> **Task instructions**
Go over the entries below line by line, copying each one that contains the word "állampolgárának".

[Stored entries]
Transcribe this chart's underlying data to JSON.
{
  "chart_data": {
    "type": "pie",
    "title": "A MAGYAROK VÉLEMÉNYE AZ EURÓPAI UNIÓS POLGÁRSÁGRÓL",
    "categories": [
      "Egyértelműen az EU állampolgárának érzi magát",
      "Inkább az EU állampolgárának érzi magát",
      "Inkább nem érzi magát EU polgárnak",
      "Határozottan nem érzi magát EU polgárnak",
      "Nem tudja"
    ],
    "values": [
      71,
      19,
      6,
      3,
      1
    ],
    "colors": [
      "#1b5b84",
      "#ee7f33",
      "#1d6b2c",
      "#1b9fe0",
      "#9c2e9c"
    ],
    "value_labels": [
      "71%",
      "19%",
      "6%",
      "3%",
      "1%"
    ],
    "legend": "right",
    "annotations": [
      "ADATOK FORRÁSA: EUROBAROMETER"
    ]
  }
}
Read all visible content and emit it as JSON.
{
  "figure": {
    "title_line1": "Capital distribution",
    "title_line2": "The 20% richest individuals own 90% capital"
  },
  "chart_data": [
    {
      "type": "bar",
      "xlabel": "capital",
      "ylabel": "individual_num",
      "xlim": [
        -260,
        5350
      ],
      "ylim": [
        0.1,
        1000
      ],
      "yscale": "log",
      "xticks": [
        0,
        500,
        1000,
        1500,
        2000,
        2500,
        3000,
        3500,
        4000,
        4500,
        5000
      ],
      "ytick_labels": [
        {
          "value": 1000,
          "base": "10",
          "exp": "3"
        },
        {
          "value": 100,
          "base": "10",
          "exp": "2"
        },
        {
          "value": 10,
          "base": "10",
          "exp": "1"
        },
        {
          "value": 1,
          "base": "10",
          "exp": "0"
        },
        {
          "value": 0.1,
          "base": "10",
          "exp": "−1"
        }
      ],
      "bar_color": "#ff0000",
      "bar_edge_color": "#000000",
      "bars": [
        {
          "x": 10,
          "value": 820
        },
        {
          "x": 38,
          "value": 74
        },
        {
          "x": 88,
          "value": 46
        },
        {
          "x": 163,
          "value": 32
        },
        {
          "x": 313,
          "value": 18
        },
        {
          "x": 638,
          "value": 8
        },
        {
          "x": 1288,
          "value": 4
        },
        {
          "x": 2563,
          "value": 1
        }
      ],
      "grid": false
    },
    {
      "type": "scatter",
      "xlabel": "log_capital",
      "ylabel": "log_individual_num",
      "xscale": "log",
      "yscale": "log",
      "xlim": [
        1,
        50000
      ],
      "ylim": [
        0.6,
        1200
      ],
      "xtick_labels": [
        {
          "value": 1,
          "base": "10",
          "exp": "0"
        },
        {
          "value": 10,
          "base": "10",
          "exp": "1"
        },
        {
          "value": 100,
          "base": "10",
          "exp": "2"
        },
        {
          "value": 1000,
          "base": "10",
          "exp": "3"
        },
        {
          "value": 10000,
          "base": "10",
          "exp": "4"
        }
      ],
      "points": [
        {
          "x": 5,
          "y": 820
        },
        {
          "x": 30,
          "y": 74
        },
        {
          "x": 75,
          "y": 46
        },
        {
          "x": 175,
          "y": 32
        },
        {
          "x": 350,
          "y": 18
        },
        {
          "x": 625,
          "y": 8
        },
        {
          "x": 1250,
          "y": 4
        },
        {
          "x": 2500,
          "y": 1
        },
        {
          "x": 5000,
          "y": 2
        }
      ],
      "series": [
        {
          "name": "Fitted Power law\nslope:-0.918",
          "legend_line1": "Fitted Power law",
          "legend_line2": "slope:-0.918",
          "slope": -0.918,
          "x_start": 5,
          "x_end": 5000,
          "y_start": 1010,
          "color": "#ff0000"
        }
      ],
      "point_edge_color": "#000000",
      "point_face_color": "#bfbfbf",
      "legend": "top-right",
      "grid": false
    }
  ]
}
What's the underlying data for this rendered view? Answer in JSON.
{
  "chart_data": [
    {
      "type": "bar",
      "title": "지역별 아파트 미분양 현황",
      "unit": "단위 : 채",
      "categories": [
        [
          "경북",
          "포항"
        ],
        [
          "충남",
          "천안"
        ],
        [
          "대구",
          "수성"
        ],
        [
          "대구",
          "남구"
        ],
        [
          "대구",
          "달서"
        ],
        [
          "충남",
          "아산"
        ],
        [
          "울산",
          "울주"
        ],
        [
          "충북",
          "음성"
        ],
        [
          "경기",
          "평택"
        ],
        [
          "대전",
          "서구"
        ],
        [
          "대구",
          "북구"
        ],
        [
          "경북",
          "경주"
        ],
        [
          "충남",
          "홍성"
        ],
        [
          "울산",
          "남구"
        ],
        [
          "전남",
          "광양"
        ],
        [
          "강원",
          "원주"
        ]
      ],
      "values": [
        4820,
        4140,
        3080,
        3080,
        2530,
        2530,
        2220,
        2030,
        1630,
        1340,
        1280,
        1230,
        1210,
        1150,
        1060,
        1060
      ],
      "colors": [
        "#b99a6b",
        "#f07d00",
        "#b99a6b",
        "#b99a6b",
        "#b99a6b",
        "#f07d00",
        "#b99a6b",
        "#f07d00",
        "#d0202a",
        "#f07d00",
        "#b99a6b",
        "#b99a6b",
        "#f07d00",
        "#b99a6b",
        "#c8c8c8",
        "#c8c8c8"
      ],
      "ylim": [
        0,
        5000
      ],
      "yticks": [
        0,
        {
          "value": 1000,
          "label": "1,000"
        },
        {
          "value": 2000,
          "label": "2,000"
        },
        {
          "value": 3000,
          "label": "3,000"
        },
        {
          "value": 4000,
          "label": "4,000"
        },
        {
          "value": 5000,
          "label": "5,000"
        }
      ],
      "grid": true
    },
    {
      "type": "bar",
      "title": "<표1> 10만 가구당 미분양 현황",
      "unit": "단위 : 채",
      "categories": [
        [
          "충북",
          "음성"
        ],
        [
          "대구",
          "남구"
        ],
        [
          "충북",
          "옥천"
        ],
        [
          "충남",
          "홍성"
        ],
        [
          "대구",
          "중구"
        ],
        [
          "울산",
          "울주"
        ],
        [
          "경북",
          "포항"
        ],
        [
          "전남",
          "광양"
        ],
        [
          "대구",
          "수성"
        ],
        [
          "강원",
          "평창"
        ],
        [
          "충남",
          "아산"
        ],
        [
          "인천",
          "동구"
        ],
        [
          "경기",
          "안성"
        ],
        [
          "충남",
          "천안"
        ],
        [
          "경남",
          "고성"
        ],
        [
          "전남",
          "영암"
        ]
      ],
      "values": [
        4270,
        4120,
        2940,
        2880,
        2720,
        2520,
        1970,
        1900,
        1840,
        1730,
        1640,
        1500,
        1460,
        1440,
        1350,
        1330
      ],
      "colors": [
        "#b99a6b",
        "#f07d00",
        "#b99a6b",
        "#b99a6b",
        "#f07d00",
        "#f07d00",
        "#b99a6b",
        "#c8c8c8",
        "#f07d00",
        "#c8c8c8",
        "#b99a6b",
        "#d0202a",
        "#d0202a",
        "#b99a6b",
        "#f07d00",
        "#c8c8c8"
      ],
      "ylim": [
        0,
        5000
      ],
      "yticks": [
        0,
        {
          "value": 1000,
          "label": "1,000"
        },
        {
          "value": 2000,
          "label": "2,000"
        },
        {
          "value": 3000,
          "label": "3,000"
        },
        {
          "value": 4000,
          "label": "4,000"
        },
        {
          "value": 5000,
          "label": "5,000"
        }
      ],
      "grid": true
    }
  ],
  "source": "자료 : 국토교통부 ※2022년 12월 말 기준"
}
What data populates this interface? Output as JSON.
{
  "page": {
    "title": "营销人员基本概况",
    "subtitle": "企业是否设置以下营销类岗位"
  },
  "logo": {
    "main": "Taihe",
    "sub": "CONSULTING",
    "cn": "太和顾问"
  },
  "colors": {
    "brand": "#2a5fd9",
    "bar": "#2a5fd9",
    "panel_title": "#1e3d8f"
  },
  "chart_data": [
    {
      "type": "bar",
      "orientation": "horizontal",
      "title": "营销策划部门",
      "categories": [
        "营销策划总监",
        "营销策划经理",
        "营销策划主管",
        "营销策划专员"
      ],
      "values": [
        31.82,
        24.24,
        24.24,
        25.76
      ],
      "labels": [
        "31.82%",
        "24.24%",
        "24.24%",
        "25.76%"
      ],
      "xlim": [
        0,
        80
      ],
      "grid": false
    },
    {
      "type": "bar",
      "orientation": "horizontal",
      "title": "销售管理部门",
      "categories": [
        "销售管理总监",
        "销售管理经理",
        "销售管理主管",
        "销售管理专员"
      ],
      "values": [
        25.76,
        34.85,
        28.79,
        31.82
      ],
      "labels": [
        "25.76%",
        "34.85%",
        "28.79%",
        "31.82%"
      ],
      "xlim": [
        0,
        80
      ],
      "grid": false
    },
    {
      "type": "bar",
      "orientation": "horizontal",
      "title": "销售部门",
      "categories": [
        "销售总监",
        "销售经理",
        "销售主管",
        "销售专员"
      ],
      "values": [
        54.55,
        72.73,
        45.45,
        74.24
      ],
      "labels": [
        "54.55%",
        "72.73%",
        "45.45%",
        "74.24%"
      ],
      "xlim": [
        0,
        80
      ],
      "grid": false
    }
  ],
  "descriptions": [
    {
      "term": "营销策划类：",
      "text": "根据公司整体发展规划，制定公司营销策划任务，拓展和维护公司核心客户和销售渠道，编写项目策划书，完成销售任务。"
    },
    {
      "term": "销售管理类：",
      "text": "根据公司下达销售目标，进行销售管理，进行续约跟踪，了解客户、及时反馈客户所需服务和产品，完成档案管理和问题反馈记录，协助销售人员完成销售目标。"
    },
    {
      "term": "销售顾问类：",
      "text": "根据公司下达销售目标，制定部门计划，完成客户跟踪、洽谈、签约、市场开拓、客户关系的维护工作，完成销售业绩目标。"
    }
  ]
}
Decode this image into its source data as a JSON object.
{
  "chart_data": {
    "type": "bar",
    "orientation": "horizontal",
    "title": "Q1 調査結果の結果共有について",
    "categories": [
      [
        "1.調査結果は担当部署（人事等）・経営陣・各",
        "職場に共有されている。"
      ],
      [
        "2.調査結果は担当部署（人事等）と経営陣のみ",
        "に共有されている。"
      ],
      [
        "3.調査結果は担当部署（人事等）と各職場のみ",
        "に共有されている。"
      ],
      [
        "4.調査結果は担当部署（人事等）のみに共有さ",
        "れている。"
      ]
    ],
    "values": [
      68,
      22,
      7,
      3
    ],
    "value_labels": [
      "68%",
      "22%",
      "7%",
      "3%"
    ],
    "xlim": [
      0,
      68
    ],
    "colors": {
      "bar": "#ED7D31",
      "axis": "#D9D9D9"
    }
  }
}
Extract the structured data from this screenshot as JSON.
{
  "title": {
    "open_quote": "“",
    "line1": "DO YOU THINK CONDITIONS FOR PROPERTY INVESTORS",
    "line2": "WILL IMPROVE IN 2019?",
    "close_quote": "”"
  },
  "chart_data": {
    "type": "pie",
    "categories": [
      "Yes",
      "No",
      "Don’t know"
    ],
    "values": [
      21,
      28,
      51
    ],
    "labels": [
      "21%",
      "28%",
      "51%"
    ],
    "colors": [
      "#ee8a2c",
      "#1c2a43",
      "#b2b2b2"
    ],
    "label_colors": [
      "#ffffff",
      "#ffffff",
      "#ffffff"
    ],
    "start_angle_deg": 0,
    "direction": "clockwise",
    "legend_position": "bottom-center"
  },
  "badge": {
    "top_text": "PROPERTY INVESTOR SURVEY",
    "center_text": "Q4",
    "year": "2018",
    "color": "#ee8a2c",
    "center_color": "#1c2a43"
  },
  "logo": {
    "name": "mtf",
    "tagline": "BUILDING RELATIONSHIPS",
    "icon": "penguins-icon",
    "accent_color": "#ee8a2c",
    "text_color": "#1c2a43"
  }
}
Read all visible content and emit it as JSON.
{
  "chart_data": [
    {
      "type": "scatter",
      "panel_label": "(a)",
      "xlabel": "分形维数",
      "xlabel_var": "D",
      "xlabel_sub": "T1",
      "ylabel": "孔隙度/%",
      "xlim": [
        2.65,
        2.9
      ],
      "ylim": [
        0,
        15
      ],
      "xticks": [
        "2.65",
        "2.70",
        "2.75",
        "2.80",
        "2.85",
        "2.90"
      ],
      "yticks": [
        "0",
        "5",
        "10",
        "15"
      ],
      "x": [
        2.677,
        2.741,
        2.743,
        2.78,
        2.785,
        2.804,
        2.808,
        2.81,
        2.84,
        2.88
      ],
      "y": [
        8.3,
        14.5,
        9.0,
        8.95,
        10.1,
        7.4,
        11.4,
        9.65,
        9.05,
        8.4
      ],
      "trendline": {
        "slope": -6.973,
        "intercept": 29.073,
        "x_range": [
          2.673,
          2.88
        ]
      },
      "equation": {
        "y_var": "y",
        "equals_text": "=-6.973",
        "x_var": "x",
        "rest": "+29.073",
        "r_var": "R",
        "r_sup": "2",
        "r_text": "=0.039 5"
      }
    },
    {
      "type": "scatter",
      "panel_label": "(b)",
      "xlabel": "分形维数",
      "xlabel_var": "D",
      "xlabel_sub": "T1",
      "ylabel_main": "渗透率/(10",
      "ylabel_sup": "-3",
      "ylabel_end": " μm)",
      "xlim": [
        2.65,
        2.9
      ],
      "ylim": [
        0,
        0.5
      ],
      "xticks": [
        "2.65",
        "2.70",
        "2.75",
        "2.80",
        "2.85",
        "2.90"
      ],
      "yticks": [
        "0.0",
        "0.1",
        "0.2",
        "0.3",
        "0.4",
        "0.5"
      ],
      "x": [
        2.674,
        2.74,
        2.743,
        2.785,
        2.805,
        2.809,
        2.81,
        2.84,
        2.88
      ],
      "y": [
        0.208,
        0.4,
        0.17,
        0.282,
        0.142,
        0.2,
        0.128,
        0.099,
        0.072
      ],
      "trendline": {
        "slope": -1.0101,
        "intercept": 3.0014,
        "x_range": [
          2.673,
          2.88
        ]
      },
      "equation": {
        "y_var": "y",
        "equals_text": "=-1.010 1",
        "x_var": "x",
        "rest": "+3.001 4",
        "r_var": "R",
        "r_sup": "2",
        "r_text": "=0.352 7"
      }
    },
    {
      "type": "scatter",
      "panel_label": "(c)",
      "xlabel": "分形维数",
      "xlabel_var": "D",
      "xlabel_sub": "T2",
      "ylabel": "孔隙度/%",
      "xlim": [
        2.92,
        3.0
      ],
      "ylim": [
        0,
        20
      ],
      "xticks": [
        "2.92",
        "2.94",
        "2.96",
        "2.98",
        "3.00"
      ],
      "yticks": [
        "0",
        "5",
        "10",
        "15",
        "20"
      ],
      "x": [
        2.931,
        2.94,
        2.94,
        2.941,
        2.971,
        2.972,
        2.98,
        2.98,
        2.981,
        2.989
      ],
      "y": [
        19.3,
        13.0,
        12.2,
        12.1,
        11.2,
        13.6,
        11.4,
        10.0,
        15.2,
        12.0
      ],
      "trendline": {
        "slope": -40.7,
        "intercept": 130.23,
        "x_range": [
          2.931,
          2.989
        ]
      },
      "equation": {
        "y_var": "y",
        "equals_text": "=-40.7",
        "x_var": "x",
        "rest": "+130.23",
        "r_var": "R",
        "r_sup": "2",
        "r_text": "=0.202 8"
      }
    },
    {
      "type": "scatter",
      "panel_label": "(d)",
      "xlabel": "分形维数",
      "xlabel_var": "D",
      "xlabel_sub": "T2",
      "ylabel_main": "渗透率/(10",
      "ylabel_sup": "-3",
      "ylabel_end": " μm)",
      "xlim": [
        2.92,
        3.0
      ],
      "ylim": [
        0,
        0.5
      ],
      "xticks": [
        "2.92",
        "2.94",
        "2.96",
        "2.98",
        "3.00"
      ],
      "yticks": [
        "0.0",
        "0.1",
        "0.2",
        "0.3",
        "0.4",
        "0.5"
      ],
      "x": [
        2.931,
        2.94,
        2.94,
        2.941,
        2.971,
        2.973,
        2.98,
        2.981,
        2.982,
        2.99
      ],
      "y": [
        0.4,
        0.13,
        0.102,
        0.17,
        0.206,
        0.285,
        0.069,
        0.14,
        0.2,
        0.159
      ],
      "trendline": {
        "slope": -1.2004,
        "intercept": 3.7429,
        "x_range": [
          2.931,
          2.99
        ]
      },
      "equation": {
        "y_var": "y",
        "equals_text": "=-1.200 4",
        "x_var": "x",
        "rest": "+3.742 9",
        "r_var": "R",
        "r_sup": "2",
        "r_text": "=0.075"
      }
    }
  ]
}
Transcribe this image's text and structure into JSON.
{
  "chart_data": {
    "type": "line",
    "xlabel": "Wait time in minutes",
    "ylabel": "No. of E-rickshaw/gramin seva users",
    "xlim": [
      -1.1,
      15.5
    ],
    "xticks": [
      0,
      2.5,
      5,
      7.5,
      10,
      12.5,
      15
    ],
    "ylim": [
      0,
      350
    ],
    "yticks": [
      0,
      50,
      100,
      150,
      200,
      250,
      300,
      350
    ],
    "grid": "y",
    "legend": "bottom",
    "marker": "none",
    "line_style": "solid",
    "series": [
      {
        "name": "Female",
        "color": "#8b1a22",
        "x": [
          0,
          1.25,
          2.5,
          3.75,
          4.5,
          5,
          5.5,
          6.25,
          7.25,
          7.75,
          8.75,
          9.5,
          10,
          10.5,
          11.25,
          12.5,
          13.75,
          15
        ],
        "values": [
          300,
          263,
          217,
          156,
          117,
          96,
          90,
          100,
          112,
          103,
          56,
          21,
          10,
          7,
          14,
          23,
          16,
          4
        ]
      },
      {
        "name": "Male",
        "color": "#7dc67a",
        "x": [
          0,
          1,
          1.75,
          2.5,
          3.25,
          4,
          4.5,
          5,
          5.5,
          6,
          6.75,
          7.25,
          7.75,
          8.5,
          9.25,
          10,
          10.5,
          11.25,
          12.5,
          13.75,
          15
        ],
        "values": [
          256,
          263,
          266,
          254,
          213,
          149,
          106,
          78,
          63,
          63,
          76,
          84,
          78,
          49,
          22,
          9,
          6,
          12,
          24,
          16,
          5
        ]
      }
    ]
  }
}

> **Solution for this exercise**
      "Egyértelműen az EU állampolgárának érzi magát",
      "Inkább az EU állampolgárának érzi magát",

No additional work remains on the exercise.